WILLIAM R. SAWYER, Bankruptcy Judge.

This Chapter 7 bankruptcy case is before the Court upon the Trustee’s Objection to Debtors’ Claim of Exemptions. (Doc. 7). The parties have submitted briefs (Docs. 15, 18, 19, 22, and 23) and there are no material facts in dispute. Upon consideration of the pleadings, the arguments and stipulations of counsel, and having considered the briefs on file, the Court overrules the Trustee’s objection. The Court finds that the Prepaid Affordable College Tuition Program contract benefits are property of the Debtors’ children and for this reason are not property of the estate.

I. FACTS

The Debtors filed a petition under Chapter 7 of the Bankruptcy Code on June 24, 2003. (Doc. 1). On the schedules filed with their petition, the Debtors claimed as exempt two contracts issued pursuant to the Prepaid Affordable College Tuition Program (“PACT Contracts”). (Doc. 1, Sch. C). Under the Alabama Master-PACT program, a purchaser enters into a contract to prepay instate college tuition and mandatory fees on behalf of a qualified beneficiary. (Doc. 15, Ex. 1). In this case, the Debtors purchased contracts on behalf of their two minor children. The Debtors claimed the entire amount of the PACT Accounts ($5,173.00 in the daughter’s account and $9,463.00 in the son’s account) exempt pursuant to Ala. Code § 19-3-1. (“Express trust for support, maintenance and education of relative; qualified trust under Internal Revenue Code; definitions”). The Debtors later amended their Schedule C to claim also the exemption pursuant to Ala.Code § 27-14-32. (Doc. 13). See § 27-14-32 (“Exemption from debt of proceeds — Annuity contracts.”). The Trustee objects to those claims of exemption. (Docs. 7, 15, 19 and 22).

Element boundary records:
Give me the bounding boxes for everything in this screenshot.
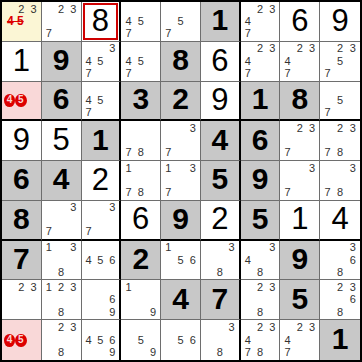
candidate-grid: 178 (122, 162, 159, 199)
candidate-mark: 3 (346, 162, 359, 174)
candidate-grid: 237 (281, 122, 318, 159)
cell-r1c1[interactable]: 234 5 (2, 2, 42, 42)
cell-r7c3[interactable]: 456 (82, 241, 122, 281)
candidate-mark: 8 (135, 147, 147, 159)
sudoku-board: 234 523784575712347691934574578623472347… (0, 0, 362, 362)
cell-r6c8[interactable]: 1 (280, 201, 320, 241)
candidate-mark: 6 (106, 254, 118, 266)
candidate-mark: 3 (67, 321, 79, 334)
cell-r1c8[interactable]: 6 (280, 2, 320, 42)
candidate-mark: 1 (43, 281, 55, 293)
given-digit: 8 (13, 204, 30, 234)
candidate-mark: 7 (43, 28, 55, 40)
candidate-mark: 5 (94, 254, 106, 266)
candidate-mark: 5 (174, 254, 186, 266)
candidate-mark: 6 (187, 254, 199, 266)
cell-r7c5[interactable]: 156 (161, 241, 201, 281)
candidate-grid: 4569 (83, 321, 119, 359)
candidate-mark: 3 (346, 43, 359, 55)
cell-r3c4[interactable]: 3 (121, 82, 161, 122)
candidate-grid: 23 (3, 281, 40, 318)
cell-r8c9[interactable]: 2368 (320, 280, 360, 320)
candidate-grid: 45 (3, 83, 40, 119)
given-digit: 9 (252, 164, 269, 194)
highlighted-candidate-pair: 45 (3, 334, 28, 347)
cell-r5c1[interactable]: 6 (2, 161, 42, 201)
cell-r4c7[interactable]: 6 (241, 121, 281, 161)
cell-r4c9[interactable]: 2378 (320, 121, 360, 161)
candidate-mark: 5 (94, 94, 106, 106)
candidate-grid: 37 (281, 162, 318, 199)
entered-digit: 6 (291, 5, 308, 36)
candidate-grid: 37 (43, 202, 80, 238)
candidate-grid: 59 (122, 321, 159, 359)
cell-r2c7[interactable]: 2347 (241, 42, 281, 82)
cell-r8c6[interactable]: 7 (201, 280, 241, 320)
candidate-mark: 3 (226, 242, 238, 254)
entered-digit: 5 (53, 124, 70, 155)
candidate-mark: 7 (321, 106, 334, 118)
cell-r3c1[interactable]: 45 (2, 82, 42, 122)
given-digit: 2 (132, 244, 149, 274)
candidate-grid: 2347 (281, 321, 318, 359)
candidate-mark: 1 (122, 162, 134, 174)
cell-r5c2[interactable]: 4 (42, 161, 82, 201)
candidate-mark: 4 (242, 334, 254, 347)
candidate-mark: 7 (83, 226, 95, 238)
candidate-grid: 238 (43, 321, 80, 359)
entered-digit: 6 (211, 45, 228, 76)
cell-r9c8[interactable]: 2347 (280, 320, 320, 360)
candidate-mark: 2 (254, 43, 266, 55)
candidate-grid: 238 (242, 281, 279, 318)
entered-digit: 9 (13, 124, 30, 155)
cell-r7c2[interactable]: 138 (42, 241, 82, 281)
candidate-mark: 6 (187, 334, 199, 347)
cell-r6c2[interactable]: 37 (42, 201, 82, 241)
cell-r3c3[interactable]: 457 (82, 82, 122, 122)
cell-r4c3[interactable]: 1 (82, 121, 122, 161)
candidate-grid: 457 (122, 43, 159, 80)
cell-r6c6[interactable]: 2 (201, 201, 241, 241)
highlighted-candidate-pair: 45 (3, 94, 28, 107)
candidate-mark: 4 (122, 15, 134, 27)
candidate-mark: 4 (242, 254, 254, 266)
entered-digit: 9 (331, 5, 348, 36)
cell-r6c3[interactable]: 37 (82, 201, 122, 241)
candidate-mark: 7 (122, 147, 134, 159)
cell-r9c4[interactable]: 59 (121, 320, 161, 360)
candidate-mark: 2 (15, 281, 27, 293)
candidate-mark: 3 (266, 43, 278, 55)
cell-r6c4[interactable]: 6 (121, 201, 161, 241)
candidate-mark: 8 (254, 346, 266, 359)
candidate-mark: 2 (55, 281, 67, 293)
given-digit: 9 (53, 45, 70, 75)
given-digit: 3 (132, 84, 149, 114)
cell-r5c5[interactable]: 137 (161, 161, 201, 201)
candidate-grid: 45 (3, 321, 40, 359)
cell-r8c4[interactable]: 19 (121, 280, 161, 320)
candidate-mark: 7 (242, 67, 254, 79)
candidate-grid: 3457 (83, 43, 119, 80)
cell-r7c8[interactable]: 9 (280, 241, 320, 281)
cell-r1c3[interactable]: 8 (82, 2, 122, 42)
cell-r4c4[interactable]: 78 (121, 121, 161, 161)
candidate-mark: 3 (67, 3, 79, 15)
red-circled-candidate: 4 (4, 94, 15, 107)
candidate-mark: 7 (162, 187, 174, 199)
candidate-mark: 2 (254, 3, 266, 15)
candidate-mark: 4 (83, 334, 95, 347)
candidate-mark: 8 (254, 306, 266, 318)
candidate-mark: 3 (306, 43, 318, 55)
candidate-mark: 2 (294, 321, 306, 334)
cell-r6c9[interactable]: 4 (320, 201, 360, 241)
candidate-mark: 8 (55, 306, 67, 318)
given-digit: 5 (211, 164, 228, 194)
given-digit: 9 (172, 204, 189, 234)
candidate-mark: 6 (106, 334, 118, 347)
given-digit: 6 (13, 164, 30, 194)
candidate-mark: 3 (106, 202, 118, 214)
given-digit: 7 (13, 244, 30, 274)
cell-r7c7[interactable]: 348 (241, 241, 281, 281)
entered-digit: 1 (291, 203, 308, 234)
cell-r8c1[interactable]: 23 (2, 280, 42, 320)
cell-r9c7[interactable]: 23478 (241, 320, 281, 360)
candidate-mark: 3 (67, 281, 79, 293)
candidate-grid: 368 (321, 242, 359, 279)
cell-r8c8[interactable]: 5 (280, 280, 320, 320)
candidate-mark: 5 (334, 94, 347, 106)
cell-r4c8[interactable]: 237 (280, 121, 320, 161)
candidate-mark: 5 (334, 55, 347, 67)
candidate-mark: 3 (226, 321, 238, 334)
candidate-grid: 237 (43, 3, 80, 40)
candidate-grid: 2347 (242, 3, 279, 40)
candidate-mark: 3 (28, 281, 40, 293)
candidate-mark: 3 (266, 242, 278, 254)
cell-r8c2[interactable]: 1238 (42, 280, 82, 320)
given-digit: 4 (53, 164, 70, 194)
candidate-grid: 19 (122, 281, 159, 318)
candidate-mark: 1 (43, 242, 55, 254)
candidate-mark: 5 (94, 334, 106, 347)
cell-r4c5[interactable]: 37 (161, 121, 201, 161)
cell-r3c6[interactable]: 9 (201, 82, 241, 122)
candidate-mark: 8 (334, 266, 347, 278)
candidate-grid: 138 (43, 242, 80, 279)
candidate-mark: 4 (242, 15, 254, 27)
cell-r3c5[interactable]: 2 (161, 82, 201, 122)
red-circled-candidate: 5 (15, 94, 26, 107)
candidate-grid: 69 (83, 281, 119, 318)
cell-r6c5[interactable]: 9 (161, 201, 201, 241)
candidate-mark: 7 (281, 67, 293, 79)
candidate-grid: 37 (83, 202, 119, 238)
candidate-mark: 1 (162, 242, 174, 254)
candidate-mark: 5 (94, 55, 106, 67)
candidate-mark: 3 (346, 281, 359, 293)
candidate-mark: 8 (214, 266, 226, 278)
cell-r4c6[interactable]: 4 (201, 121, 241, 161)
candidate-mark: 3 (266, 281, 278, 293)
cell-r2c4[interactable]: 457 (121, 42, 161, 82)
cell-r9c9[interactable]: 1 (320, 320, 360, 360)
candidate-mark: 7 (281, 187, 293, 199)
given-digit: 7 (211, 284, 228, 314)
entered-digit: 8 (92, 5, 109, 36)
candidate-mark: 9 (147, 306, 159, 318)
cell-r1c2[interactable]: 237 (42, 2, 82, 42)
candidate-mark: 7 (321, 187, 334, 199)
candidate-mark: 8 (214, 346, 226, 359)
candidate-mark: 4 (83, 55, 95, 67)
candidate-grid: 57 (162, 3, 199, 40)
cell-r1c5[interactable]: 57 (161, 2, 201, 42)
candidate-mark: 7 (122, 28, 134, 40)
candidate-mark: 7 (83, 67, 95, 79)
cell-r2c5[interactable]: 8 (161, 42, 201, 82)
given-digit: 6 (252, 125, 269, 155)
candidate-grid: 1238 (43, 281, 80, 318)
candidate-grid: 38 (202, 242, 238, 279)
cell-r8c5[interactable]: 4 (161, 280, 201, 320)
candidate-mark: 8 (254, 266, 266, 278)
candidate-grid: 23478 (242, 321, 279, 359)
candidate-mark: 3 (306, 321, 318, 334)
red-circled-candidate: 4 (4, 334, 15, 347)
cell-r2c1[interactable]: 1 (2, 42, 42, 82)
candidate-mark: 7 (281, 147, 293, 159)
cell-r9c1[interactable]: 45 (2, 320, 42, 360)
candidate-mark: 5 (174, 15, 186, 27)
candidate-mark: 3 (346, 122, 359, 134)
given-digit: 1 (211, 5, 228, 35)
given-digit: 5 (291, 284, 308, 314)
candidate-mark: 4 (83, 94, 95, 106)
eliminated-candidates-red-strikethrough: 4 5 (3, 15, 28, 27)
candidate-grid: 156 (162, 242, 199, 279)
cell-r9c5[interactable]: 56 (161, 320, 201, 360)
cell-r5c6[interactable]: 5 (201, 161, 241, 201)
cell-r3c8[interactable]: 8 (280, 82, 320, 122)
candidate-mark: 7 (43, 226, 55, 238)
given-digit: 8 (291, 84, 308, 114)
candidate-mark: 4 (281, 334, 293, 347)
given-digit: 1 (92, 125, 109, 155)
cell-r5c3[interactable]: 2 (82, 161, 122, 201)
candidate-mark: 7 (281, 346, 293, 359)
entered-digit: 1 (13, 45, 30, 76)
cell-r5c8[interactable]: 37 (280, 161, 320, 201)
cell-r9c3[interactable]: 4569 (82, 320, 122, 360)
candidate-grid: 57 (321, 83, 359, 119)
candidate-mark: 2 (334, 122, 347, 134)
cell-r7c9[interactable]: 368 (320, 241, 360, 281)
cell-r2c9[interactable]: 2357 (320, 42, 360, 82)
candidate-grid: 38 (202, 321, 238, 359)
cell-r7c1[interactable]: 7 (2, 241, 42, 281)
cell-r7c6[interactable]: 38 (201, 241, 241, 281)
candidate-mark: 8 (334, 306, 347, 318)
cell-r7c4[interactable]: 2 (121, 241, 161, 281)
candidate-grid: 456 (83, 242, 119, 279)
candidate-mark: 3 (187, 122, 199, 134)
candidate-mark: 8 (334, 187, 347, 199)
candidate-mark: 6 (346, 294, 359, 306)
candidate-mark: 8 (135, 187, 147, 199)
cell-r2c3[interactable]: 3457 (82, 42, 122, 82)
candidate-mark: 3 (187, 162, 199, 174)
cell-r6c7[interactable]: 5 (241, 201, 281, 241)
candidate-mark: 7 (162, 28, 174, 40)
cell-r1c4[interactable]: 457 (121, 2, 161, 42)
candidate-mark: 4 (122, 55, 134, 67)
candidate-mark: 5 (174, 334, 186, 347)
candidate-mark: 4 (281, 55, 293, 67)
candidate-grid: 137 (162, 162, 199, 199)
candidate-mark: 9 (147, 346, 159, 359)
given-digit: 1 (332, 324, 349, 354)
given-digit: 5 (252, 204, 269, 234)
candidate-mark: 3 (266, 321, 278, 334)
given-digit: 2 (172, 84, 189, 114)
entered-digit: 9 (211, 84, 228, 115)
candidate-mark: 5 (135, 15, 147, 27)
candidate-mark: 8 (55, 346, 67, 359)
given-digit: 1 (252, 84, 269, 114)
candidate-grid: 56 (162, 321, 199, 359)
candidate-grid: 378 (321, 162, 359, 199)
given-digit: 6 (53, 84, 70, 114)
candidate-grid: 2347 (281, 43, 318, 80)
cell-r1c7[interactable]: 2347 (241, 2, 281, 42)
candidate-grid: 2368 (321, 281, 359, 318)
cell-r2c6[interactable]: 6 (201, 42, 241, 82)
entered-digit: 4 (331, 203, 348, 234)
cell-r5c7[interactable]: 9 (241, 161, 281, 201)
candidate-mark: 3 (306, 122, 318, 134)
candidate-mark: 2 (334, 43, 347, 55)
cell-r9c6[interactable]: 38 (201, 320, 241, 360)
given-digit: 9 (291, 244, 308, 274)
candidate-mark: 6 (106, 294, 118, 306)
candidate-mark: 5 (135, 55, 147, 67)
candidate-mark: 2 (254, 281, 266, 293)
cell-r6c1[interactable]: 8 (2, 201, 42, 241)
candidate-mark: 5 (135, 334, 147, 347)
candidate-mark: 2 (334, 281, 347, 293)
candidate-mark: 9 (106, 306, 118, 318)
entered-digit: 2 (211, 203, 228, 234)
entered-digit: 6 (132, 203, 149, 234)
cell-r4c2[interactable]: 5 (42, 121, 82, 161)
given-digit: 4 (211, 125, 228, 155)
candidate-mark: 7 (242, 28, 254, 40)
candidate-grid: 78 (122, 122, 159, 159)
cell-r1c9[interactable]: 9 (320, 2, 360, 42)
candidate-grid: 234 5 (3, 3, 40, 40)
entered-digit: 2 (92, 164, 109, 195)
candidate-mark: 6 (346, 254, 359, 266)
cell-r2c2[interactable]: 9 (42, 42, 82, 82)
candidate-mark: 7 (122, 187, 134, 199)
candidate-mark: 8 (55, 266, 67, 278)
cell-r1c6[interactable]: 1 (201, 2, 241, 42)
candidate-grid: 37 (162, 122, 199, 159)
cell-r3c7[interactable]: 1 (241, 82, 281, 122)
candidate-grid: 457 (122, 3, 159, 40)
cell-r3c9[interactable]: 57 (320, 82, 360, 122)
candidate-mark: 4 (242, 55, 254, 67)
candidate-mark: 3 (306, 162, 318, 174)
candidate-grid: 457 (83, 83, 119, 119)
cell-r8c7[interactable]: 238 (241, 280, 281, 320)
given-digit: 8 (172, 45, 189, 75)
cell-r5c9[interactable]: 378 (320, 161, 360, 201)
given-digit: 4 (172, 284, 189, 314)
cell-r5c4[interactable]: 178 (121, 161, 161, 201)
candidate-mark: 9 (106, 346, 118, 359)
candidate-mark: 2 (55, 321, 67, 334)
cell-r8c3[interactable]: 69 (82, 280, 122, 320)
candidate-mark: 3 (67, 242, 79, 254)
cell-r4c1[interactable]: 9 (2, 121, 42, 161)
candidate-mark: 7 (321, 67, 334, 79)
candidate-mark: 2 (294, 43, 306, 55)
red-circled-candidate: 5 (15, 334, 26, 347)
candidate-mark: 3 (67, 202, 79, 214)
cell-r9c2[interactable]: 238 (42, 320, 82, 360)
candidate-mark: 3 (346, 242, 359, 254)
candidate-mark: 7 (122, 67, 134, 79)
candidate-mark: 7 (242, 346, 254, 359)
candidate-mark: 3 (106, 43, 118, 55)
candidate-mark: 1 (162, 162, 174, 174)
candidate-mark: 4 (83, 254, 95, 266)
candidate-mark: 3 (28, 3, 40, 15)
candidate-mark: 2 (294, 122, 306, 134)
candidate-mark: 7 (321, 147, 334, 159)
cell-r2c8[interactable]: 2347 (280, 42, 320, 82)
candidate-mark: 7 (162, 147, 174, 159)
candidate-mark: 2 (55, 3, 67, 15)
cell-r3c2[interactable]: 6 (42, 82, 82, 122)
candidate-mark: 2 (254, 321, 266, 334)
candidate-mark: 1 (122, 281, 134, 293)
candidate-grid: 2357 (321, 43, 359, 80)
candidate-grid: 348 (242, 242, 279, 279)
candidate-grid: 2378 (321, 122, 359, 159)
candidate-grid: 2347 (242, 43, 279, 80)
candidate-mark: 7 (83, 106, 95, 118)
candidate-mark: 8 (334, 147, 347, 159)
candidate-mark: 3 (266, 3, 278, 15)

PROBLEMS TO SOLVE:
[A] Answer these questions about the bankruptcy opinion, one per line, marking each answer the same way:
(i) On what date did the Debtors file their Chapter 7 petition?
(ii) What amount was in the son's PACT account?
(iii) Whose property does the Court find the PACT contract benefits to be?
[B] In the records, begin at the line that has "candidate-grid: 178 (122, 162, 159, 199)" and stop after the line that has "cell-r4c7[interactable]: 6 (241, 121, 281, 161)". Write out only those lines again, swapping "candidate-mark" for "pencil-mark" and leaving everything else unchanged.

SOLUTIONS BY TASK:
[A]
(i) June 24, 2003
(ii) $9,463.00
(iii) The Debtors' children

[B]
candidate-grid: 178 (122, 162, 159, 199)
pencil-mark: 3 (346, 162, 359, 174)
candidate-grid: 237 (281, 122, 318, 159)
cell-r1c1[interactable]: 234 5 (2, 2, 42, 42)
cell-r7c3[interactable]: 456 (82, 241, 122, 281)
pencil-mark: 8 (135, 147, 147, 159)
sudoku-board: 234 523784575712347691934574578623472347… (0, 0, 362, 362)
cell-r6c8[interactable]: 1 (280, 201, 320, 241)
pencil-mark: 6 (106, 254, 118, 266)
pencil-mark: 3 (67, 321, 79, 334)
cell-r1c8[interactable]: 6 (280, 2, 320, 42)
pencil-mark: 1 (43, 281, 55, 293)
given-digit: 8 (13, 204, 30, 234)
pencil-mark: 7 (43, 28, 55, 40)
pencil-mark: 5 (94, 254, 106, 266)
pencil-mark: 5 (174, 254, 186, 266)
pencil-mark: 6 (187, 254, 199, 266)
cell-r7c5[interactable]: 156 (161, 241, 201, 281)
candidate-grid: 4569 (83, 321, 119, 359)
pencil-mark: 3 (346, 43, 359, 55)
cell-r3c4[interactable]: 3 (121, 82, 161, 122)
candidate-grid: 23 (3, 281, 40, 318)
cell-r8c9[interactable]: 2368 (320, 280, 360, 320)
candidate-grid: 45 (3, 83, 40, 119)
given-digit: 9 (252, 164, 269, 194)
highlighted-candidate-pair: 45 (3, 334, 28, 347)
cell-r5c1[interactable]: 6 (2, 161, 42, 201)
cell-r4c7[interactable]: 6 (241, 121, 281, 161)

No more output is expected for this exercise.